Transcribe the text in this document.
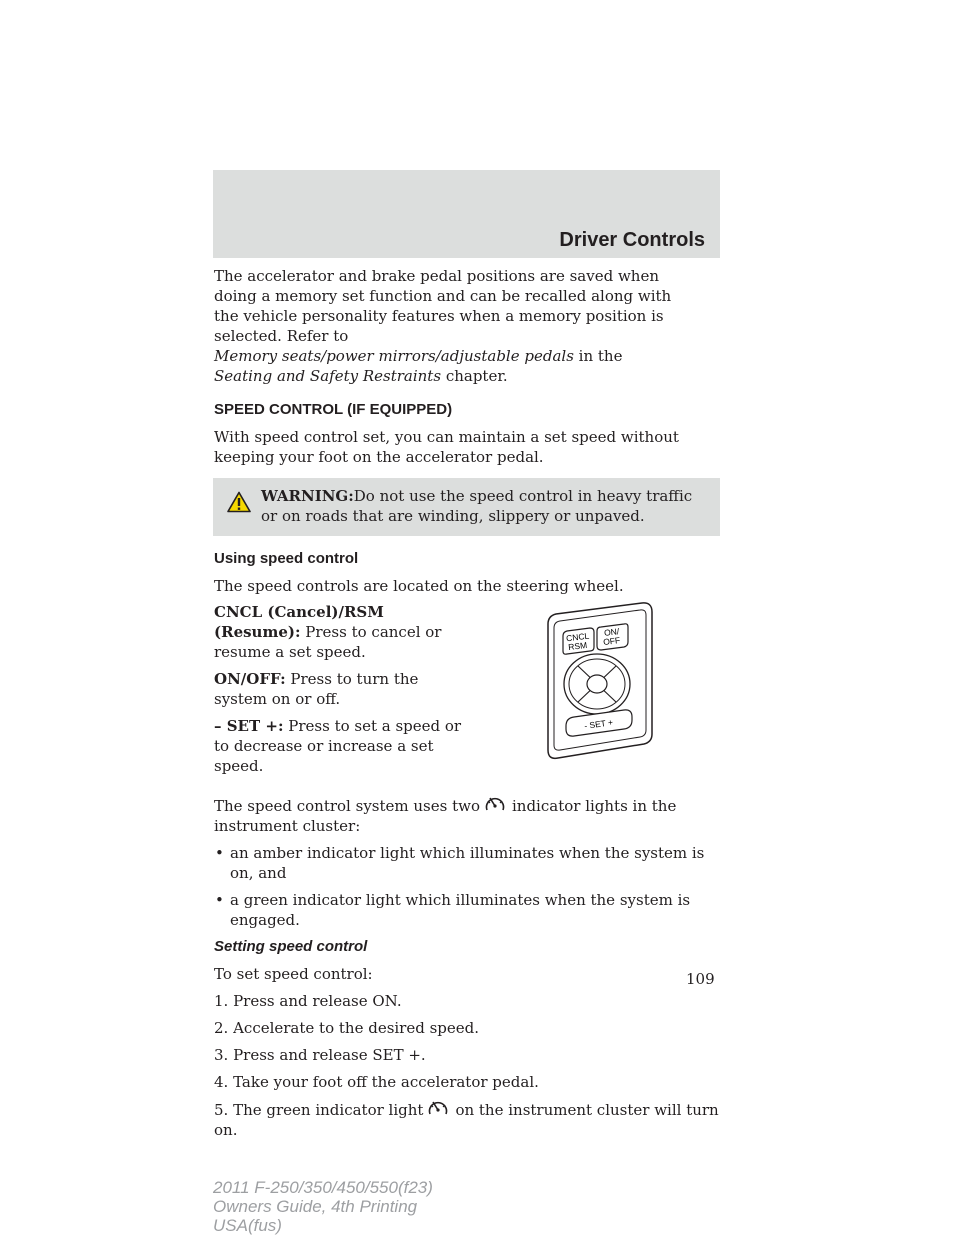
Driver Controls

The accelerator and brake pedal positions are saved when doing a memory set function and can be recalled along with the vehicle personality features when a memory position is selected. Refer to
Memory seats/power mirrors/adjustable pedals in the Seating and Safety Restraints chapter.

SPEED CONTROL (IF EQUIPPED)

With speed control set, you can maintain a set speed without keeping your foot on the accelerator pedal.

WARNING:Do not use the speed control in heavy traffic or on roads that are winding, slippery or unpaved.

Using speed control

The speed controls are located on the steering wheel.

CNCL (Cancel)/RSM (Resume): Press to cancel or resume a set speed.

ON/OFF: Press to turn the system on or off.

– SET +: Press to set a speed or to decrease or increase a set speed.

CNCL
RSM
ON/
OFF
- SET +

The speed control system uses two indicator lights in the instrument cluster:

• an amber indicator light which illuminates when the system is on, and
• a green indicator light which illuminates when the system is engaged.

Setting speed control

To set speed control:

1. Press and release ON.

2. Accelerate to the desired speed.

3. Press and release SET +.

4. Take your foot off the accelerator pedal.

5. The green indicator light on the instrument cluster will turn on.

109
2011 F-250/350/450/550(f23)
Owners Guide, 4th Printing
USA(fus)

→ **YOUR TASK**:
Reproduce the material above in full, exactly, with no images.

→ **RESPONSE FOR THIS EXERCISE**:
Transcribe the text in this document.
Driver Controls

The accelerator and brake pedal positions are saved when doing a memory set function and can be recalled along with the vehicle personality features when a memory position is selected. Refer to
Memory seats/power mirrors/adjustable pedals in the Seating and Safety Restraints chapter.

SPEED CONTROL (IF EQUIPPED)

With speed control set, you can maintain a set speed without keeping your foot on the accelerator pedal.

WARNING:Do not use the speed control in heavy traffic or on roads that are winding, slippery or unpaved.

Using speed control

The speed controls are located on the steering wheel.

CNCL (Cancel)/RSM (Resume): Press to cancel or resume a set speed.

ON/OFF: Press to turn the system on or off.

– SET +: Press to set a speed or to decrease or increase a set speed.

CNCL
RSM
ON/
OFF
- SET +

The speed control system uses two indicator lights in the instrument cluster:

• an amber indicator light which illuminates when the system is on, and
• a green indicator light which illuminates when the system is engaged.

Setting speed control

To set speed control:

1. Press and release ON.

2. Accelerate to the desired speed.

3. Press and release SET +.

4. Take your foot off the accelerator pedal.

5. The green indicator light on the instrument cluster will turn on.

109
2011 F-250/350/450/550(f23)
Owners Guide, 4th Printing
USA(fus)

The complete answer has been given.